* _Aim_
Extract all lines that hold the string "forecast".

>> begin Provided data

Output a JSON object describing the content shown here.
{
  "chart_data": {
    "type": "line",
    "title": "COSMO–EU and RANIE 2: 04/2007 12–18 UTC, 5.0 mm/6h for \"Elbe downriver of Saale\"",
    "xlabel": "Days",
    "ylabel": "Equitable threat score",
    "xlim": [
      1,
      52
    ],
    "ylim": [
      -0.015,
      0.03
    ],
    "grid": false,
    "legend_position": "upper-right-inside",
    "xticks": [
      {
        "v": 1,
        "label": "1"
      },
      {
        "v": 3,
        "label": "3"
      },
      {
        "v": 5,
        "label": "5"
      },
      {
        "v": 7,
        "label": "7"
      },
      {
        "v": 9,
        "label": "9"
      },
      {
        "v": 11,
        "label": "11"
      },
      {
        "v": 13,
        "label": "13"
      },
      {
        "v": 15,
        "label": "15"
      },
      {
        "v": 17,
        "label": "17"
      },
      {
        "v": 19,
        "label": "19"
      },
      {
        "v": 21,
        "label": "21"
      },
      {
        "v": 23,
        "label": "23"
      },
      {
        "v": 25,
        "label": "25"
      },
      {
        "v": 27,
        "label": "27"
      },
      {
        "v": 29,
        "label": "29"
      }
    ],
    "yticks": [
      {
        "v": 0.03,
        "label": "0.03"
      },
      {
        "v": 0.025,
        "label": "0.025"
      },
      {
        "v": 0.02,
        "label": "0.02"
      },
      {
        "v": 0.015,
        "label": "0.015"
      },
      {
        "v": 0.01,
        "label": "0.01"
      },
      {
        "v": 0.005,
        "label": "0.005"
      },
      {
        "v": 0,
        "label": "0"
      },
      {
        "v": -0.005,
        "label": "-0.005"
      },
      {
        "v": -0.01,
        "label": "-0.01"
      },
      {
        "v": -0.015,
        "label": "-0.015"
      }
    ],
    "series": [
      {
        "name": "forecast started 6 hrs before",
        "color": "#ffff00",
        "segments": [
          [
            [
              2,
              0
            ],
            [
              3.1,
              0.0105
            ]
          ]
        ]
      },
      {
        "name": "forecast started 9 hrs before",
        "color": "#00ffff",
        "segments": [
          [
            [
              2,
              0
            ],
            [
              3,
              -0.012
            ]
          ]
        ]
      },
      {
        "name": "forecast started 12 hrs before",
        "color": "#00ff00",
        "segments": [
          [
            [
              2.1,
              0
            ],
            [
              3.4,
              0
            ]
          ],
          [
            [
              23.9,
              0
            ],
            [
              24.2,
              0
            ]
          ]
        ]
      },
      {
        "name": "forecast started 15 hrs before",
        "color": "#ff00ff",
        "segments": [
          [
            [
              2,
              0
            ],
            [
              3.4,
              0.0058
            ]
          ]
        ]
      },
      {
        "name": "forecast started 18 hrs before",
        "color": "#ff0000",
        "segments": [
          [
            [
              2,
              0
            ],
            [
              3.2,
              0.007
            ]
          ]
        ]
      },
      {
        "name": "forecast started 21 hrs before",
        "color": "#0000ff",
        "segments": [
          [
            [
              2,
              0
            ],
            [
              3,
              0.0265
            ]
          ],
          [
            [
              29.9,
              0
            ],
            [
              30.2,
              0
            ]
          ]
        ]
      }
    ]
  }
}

>> end Provided data

* _Correct response_
        "name": "forecast started 6 hrs before",
        "name": "forecast started 9 hrs before",
        "name": "forecast started 12 hrs before",
        "name": "forecast started 15 hrs before",
        "name": "forecast started 18 hrs before",
        "name": "forecast started 21 hrs before",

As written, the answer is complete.